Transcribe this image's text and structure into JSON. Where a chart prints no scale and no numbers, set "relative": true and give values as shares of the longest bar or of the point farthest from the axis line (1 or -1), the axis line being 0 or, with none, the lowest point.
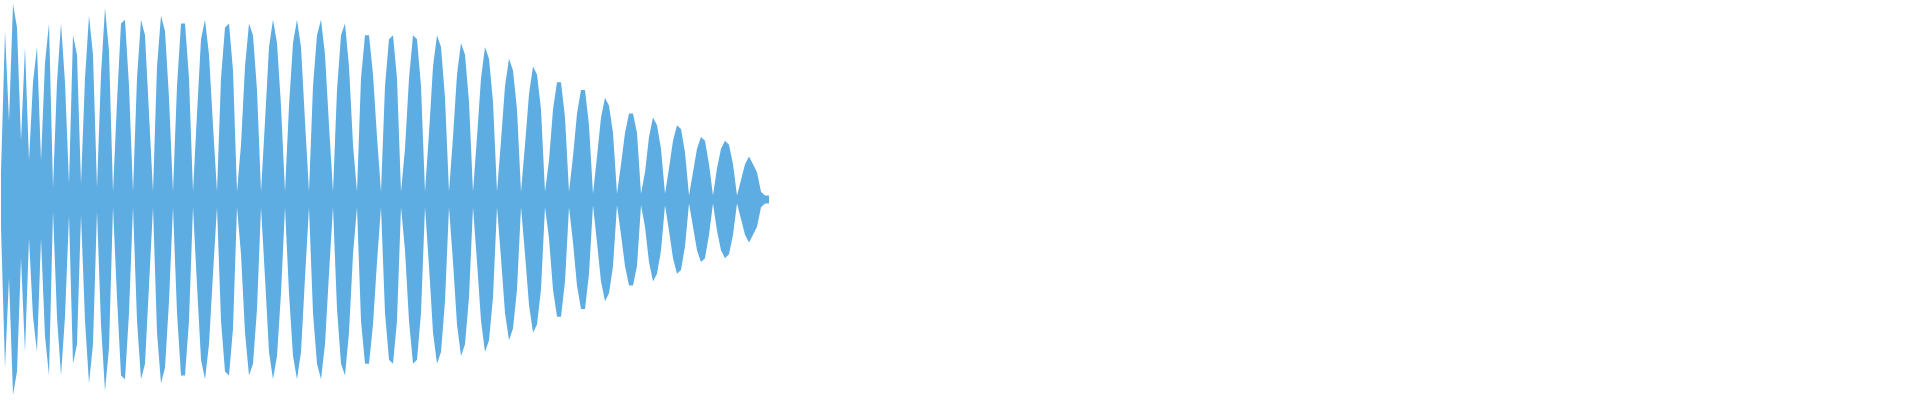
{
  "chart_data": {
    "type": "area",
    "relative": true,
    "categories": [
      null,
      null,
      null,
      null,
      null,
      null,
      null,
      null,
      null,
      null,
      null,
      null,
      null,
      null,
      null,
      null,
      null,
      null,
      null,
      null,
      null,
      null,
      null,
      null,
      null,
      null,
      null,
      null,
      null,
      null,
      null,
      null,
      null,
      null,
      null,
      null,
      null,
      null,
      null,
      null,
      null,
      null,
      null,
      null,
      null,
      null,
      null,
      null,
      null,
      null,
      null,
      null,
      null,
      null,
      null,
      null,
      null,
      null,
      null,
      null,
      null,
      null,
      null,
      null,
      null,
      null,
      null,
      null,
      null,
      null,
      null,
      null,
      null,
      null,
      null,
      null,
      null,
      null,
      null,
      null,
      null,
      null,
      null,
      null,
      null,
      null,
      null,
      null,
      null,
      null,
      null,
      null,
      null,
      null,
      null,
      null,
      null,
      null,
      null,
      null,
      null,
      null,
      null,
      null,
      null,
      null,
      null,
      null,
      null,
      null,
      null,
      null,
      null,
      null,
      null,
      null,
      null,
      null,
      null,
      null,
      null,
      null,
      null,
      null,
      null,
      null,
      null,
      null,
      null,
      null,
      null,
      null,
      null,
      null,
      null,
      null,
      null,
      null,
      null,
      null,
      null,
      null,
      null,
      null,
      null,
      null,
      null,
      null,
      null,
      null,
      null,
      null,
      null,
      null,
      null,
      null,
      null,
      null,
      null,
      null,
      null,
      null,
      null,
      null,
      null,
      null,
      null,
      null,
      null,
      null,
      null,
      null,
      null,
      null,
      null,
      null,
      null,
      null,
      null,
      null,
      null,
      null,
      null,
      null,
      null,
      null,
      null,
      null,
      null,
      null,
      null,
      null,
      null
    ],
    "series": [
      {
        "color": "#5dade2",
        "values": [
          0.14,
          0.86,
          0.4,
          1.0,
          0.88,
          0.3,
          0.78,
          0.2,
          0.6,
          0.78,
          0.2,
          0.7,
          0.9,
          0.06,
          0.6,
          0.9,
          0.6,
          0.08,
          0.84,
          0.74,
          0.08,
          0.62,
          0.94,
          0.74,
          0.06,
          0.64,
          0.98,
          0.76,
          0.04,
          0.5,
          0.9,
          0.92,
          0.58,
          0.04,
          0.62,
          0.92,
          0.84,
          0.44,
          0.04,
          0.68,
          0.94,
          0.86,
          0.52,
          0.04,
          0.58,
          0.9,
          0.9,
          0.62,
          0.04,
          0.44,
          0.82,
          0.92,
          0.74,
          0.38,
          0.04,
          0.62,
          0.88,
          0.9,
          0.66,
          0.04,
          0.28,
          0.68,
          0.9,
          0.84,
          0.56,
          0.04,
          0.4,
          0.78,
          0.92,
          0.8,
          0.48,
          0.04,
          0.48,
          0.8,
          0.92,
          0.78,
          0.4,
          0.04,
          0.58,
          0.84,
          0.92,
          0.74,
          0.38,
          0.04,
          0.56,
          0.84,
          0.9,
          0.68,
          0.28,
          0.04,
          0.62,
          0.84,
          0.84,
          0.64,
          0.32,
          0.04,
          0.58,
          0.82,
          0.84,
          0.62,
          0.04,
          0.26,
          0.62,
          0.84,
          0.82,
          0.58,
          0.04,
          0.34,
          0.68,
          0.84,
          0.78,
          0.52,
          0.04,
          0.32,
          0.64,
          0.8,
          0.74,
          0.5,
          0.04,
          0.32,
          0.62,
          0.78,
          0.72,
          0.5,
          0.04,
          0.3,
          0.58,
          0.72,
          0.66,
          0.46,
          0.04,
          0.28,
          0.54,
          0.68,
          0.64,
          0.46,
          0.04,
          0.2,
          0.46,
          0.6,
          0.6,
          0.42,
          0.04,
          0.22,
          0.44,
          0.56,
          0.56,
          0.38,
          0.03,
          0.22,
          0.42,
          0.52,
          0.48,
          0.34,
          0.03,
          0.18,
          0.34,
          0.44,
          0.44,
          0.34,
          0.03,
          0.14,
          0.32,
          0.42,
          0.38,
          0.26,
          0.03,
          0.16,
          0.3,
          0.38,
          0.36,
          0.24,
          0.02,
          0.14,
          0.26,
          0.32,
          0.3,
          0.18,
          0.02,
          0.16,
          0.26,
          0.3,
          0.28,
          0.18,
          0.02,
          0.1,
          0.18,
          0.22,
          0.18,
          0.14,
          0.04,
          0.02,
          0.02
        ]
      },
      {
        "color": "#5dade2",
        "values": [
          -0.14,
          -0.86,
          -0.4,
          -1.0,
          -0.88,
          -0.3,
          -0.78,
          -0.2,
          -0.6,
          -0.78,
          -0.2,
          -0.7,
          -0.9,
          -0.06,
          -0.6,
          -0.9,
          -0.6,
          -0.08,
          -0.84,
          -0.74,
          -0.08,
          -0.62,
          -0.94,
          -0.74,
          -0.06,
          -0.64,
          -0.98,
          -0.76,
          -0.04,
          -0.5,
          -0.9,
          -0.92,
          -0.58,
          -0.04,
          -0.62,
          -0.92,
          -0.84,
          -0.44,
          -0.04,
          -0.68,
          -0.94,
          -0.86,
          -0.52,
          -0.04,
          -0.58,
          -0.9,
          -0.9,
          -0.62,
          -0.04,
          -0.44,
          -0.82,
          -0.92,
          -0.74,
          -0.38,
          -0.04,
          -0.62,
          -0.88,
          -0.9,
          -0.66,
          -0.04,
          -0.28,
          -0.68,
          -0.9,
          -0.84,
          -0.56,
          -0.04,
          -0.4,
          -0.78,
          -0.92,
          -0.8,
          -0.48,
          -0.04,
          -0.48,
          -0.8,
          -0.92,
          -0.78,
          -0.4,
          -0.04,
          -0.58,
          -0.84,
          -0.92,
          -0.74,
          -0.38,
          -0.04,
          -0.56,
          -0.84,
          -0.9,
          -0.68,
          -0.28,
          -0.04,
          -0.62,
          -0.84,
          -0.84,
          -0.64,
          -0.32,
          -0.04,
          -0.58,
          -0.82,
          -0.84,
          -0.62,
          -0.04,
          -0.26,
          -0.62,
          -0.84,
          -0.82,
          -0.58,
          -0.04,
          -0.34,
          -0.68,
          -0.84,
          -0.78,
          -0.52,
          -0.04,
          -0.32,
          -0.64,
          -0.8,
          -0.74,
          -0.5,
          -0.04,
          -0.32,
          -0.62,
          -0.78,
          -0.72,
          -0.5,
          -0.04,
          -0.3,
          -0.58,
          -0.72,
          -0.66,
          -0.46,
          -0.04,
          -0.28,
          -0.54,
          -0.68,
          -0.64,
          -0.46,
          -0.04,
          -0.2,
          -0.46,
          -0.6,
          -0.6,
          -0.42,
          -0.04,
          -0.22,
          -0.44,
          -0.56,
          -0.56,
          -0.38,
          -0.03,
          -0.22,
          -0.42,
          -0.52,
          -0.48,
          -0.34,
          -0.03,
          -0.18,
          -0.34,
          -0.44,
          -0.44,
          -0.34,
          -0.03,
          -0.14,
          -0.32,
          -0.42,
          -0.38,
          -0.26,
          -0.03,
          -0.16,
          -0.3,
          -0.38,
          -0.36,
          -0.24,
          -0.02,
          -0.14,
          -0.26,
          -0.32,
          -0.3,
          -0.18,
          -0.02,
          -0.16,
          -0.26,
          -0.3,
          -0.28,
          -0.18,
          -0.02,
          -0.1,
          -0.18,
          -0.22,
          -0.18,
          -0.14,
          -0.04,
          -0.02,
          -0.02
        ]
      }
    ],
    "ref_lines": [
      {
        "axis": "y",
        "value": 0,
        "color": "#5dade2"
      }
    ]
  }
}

########################################

TASK DIRECTIONS →
Take each line of the material that contains the word "axis" and list it.

TASK RESPONSE →
Transcribe this image's text and structure into JSON. Where a chart prints no scale and no numbers, set "relative": true and give values as shares of the longest bar or of the point farthest from the axis line (1 or -1), the axis line being 0 or, with none, the lowest point.
        "axis": "y",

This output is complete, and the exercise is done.